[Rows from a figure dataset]
--- BEGIN ---

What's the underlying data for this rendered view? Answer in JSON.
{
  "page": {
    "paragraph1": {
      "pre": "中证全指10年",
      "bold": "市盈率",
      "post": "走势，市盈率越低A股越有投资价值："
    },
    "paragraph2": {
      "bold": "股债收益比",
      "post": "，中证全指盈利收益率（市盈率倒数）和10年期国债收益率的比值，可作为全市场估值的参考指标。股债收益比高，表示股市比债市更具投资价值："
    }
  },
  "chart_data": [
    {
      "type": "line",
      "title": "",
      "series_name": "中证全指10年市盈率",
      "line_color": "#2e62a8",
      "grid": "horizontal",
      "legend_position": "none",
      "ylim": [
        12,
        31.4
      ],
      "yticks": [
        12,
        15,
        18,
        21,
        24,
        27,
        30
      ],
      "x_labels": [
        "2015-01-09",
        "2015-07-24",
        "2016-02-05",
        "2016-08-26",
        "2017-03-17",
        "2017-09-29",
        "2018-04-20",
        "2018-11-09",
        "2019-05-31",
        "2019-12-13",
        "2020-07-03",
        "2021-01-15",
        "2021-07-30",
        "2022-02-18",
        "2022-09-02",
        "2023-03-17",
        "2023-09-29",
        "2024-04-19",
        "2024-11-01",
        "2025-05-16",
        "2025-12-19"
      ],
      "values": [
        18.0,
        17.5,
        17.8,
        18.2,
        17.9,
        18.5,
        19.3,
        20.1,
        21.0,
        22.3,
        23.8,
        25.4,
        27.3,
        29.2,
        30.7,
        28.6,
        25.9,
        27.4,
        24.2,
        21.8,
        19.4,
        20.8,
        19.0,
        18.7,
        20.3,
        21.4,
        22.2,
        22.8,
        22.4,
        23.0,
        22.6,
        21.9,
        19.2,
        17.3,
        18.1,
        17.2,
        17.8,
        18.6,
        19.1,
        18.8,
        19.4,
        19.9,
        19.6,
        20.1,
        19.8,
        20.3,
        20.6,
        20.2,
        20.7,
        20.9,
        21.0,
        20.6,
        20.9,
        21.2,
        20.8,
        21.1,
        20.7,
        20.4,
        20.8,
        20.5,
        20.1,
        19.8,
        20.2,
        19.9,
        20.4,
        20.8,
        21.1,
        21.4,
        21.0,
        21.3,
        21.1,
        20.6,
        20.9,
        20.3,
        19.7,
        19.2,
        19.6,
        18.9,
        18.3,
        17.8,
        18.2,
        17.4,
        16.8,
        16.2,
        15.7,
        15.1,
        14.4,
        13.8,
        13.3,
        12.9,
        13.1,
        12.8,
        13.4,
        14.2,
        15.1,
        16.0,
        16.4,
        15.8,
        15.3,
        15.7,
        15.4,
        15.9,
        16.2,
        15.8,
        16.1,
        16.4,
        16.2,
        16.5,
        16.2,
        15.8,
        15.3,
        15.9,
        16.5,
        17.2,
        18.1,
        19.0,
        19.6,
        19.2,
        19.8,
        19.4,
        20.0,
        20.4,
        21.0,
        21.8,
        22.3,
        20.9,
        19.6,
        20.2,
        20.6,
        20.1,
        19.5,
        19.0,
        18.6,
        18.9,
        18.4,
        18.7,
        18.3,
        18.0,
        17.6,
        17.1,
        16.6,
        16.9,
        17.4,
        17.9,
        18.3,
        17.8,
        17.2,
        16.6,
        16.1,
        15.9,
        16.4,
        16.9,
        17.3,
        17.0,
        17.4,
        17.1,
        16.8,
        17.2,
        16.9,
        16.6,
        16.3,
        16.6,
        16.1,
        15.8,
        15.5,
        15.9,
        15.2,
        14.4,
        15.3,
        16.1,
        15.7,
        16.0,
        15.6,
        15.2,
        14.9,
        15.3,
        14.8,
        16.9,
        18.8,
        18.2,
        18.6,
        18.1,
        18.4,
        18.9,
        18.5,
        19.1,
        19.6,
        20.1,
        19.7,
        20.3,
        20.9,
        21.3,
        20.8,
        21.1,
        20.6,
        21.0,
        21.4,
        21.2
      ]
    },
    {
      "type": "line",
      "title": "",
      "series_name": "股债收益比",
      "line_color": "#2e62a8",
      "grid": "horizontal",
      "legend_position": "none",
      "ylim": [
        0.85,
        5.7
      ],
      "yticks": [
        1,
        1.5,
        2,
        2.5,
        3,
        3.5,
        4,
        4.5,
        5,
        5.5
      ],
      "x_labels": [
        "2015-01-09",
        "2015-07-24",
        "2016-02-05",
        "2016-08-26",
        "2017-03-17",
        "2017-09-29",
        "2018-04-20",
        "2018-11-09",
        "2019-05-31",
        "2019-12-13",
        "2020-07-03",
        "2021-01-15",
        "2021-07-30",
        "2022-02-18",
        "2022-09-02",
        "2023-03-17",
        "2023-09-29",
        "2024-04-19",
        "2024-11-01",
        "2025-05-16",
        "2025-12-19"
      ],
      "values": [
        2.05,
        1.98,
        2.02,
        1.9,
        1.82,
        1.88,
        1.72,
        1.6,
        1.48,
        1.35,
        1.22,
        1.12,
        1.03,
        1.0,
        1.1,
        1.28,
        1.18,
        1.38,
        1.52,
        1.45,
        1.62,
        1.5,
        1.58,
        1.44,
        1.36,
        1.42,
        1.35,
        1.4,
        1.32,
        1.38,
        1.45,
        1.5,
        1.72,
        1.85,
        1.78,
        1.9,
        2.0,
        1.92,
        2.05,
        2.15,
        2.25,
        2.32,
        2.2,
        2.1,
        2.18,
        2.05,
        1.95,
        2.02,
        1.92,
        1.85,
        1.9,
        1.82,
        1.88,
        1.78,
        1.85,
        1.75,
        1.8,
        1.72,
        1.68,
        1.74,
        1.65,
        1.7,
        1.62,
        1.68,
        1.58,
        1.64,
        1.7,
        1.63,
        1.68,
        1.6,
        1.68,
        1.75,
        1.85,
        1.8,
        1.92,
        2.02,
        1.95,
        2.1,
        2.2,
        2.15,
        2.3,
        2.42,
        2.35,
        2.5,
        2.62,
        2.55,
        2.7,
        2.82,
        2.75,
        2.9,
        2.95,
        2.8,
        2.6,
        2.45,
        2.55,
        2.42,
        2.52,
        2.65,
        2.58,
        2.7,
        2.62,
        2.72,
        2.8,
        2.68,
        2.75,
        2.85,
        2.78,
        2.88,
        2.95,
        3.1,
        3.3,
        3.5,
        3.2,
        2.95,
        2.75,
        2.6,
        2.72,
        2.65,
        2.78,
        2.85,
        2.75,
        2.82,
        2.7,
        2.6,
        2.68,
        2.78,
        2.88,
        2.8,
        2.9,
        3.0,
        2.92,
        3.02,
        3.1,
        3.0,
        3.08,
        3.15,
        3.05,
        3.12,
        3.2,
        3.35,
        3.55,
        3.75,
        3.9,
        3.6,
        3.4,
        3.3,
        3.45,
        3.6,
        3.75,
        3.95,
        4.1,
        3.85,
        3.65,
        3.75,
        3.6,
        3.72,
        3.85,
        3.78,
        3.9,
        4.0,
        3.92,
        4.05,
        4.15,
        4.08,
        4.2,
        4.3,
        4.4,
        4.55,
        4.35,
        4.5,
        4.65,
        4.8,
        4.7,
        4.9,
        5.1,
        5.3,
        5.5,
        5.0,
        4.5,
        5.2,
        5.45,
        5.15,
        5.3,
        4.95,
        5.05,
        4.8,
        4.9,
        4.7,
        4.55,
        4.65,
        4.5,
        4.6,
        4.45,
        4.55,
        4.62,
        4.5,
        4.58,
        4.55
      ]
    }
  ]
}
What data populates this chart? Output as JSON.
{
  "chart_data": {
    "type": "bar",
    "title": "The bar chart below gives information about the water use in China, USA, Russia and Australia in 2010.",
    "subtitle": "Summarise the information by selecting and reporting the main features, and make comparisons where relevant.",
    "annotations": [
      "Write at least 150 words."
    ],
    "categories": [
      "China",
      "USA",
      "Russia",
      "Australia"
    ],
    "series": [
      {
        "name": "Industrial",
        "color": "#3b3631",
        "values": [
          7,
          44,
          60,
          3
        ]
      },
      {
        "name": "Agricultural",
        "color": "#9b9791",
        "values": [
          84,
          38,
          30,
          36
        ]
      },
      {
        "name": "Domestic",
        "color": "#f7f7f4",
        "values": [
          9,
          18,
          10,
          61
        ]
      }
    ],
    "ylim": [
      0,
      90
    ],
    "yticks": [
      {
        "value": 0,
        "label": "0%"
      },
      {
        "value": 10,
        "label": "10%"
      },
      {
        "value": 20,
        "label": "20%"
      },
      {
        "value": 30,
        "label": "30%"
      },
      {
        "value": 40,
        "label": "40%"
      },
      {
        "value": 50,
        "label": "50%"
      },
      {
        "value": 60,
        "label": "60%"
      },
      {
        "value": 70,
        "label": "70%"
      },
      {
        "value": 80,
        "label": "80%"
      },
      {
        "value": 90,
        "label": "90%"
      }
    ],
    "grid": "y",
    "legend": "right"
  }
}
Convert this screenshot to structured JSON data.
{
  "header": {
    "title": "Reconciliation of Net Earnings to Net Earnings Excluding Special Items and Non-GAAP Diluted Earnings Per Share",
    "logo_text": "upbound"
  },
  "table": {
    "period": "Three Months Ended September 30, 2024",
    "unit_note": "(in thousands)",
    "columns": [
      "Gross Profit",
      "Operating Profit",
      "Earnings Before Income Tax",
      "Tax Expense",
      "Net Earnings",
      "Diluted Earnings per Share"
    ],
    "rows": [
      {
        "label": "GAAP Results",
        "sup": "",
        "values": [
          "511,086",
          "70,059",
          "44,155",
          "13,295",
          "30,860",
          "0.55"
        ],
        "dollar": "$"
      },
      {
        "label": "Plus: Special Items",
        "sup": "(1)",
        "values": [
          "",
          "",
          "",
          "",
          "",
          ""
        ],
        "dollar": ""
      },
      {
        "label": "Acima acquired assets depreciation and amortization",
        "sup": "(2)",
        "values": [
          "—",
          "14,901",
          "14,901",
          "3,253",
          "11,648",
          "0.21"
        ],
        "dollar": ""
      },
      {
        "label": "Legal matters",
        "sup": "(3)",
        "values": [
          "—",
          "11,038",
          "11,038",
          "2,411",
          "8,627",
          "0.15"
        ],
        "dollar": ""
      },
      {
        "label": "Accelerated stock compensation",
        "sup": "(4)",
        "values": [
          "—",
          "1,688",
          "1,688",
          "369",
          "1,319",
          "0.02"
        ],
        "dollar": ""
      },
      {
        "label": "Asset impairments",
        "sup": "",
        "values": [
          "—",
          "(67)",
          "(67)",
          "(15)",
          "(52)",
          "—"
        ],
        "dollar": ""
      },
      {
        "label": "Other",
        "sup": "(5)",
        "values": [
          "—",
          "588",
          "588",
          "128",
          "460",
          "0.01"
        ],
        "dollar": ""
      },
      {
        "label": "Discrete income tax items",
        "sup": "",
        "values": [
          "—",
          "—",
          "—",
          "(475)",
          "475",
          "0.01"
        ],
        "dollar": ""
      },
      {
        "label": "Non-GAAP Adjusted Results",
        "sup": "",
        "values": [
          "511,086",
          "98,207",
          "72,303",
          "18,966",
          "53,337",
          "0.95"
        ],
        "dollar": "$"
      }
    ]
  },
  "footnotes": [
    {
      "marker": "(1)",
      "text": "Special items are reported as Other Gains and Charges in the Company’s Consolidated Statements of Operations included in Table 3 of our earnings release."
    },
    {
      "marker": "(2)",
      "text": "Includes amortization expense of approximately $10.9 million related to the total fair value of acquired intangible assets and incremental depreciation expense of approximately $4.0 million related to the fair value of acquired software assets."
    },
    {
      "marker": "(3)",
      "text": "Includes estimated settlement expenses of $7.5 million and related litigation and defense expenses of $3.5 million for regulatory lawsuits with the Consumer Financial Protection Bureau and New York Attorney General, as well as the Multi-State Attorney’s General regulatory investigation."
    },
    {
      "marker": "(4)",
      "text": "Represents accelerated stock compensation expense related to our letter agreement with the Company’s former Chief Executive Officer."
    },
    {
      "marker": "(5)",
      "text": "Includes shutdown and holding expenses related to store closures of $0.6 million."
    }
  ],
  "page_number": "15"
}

--- END ---

» INSTRUCTION
Find every line in the entries that includes the word "Diluted", then state how many there are and nothing else.

» SOLUTION TO THIS EXERCISE
2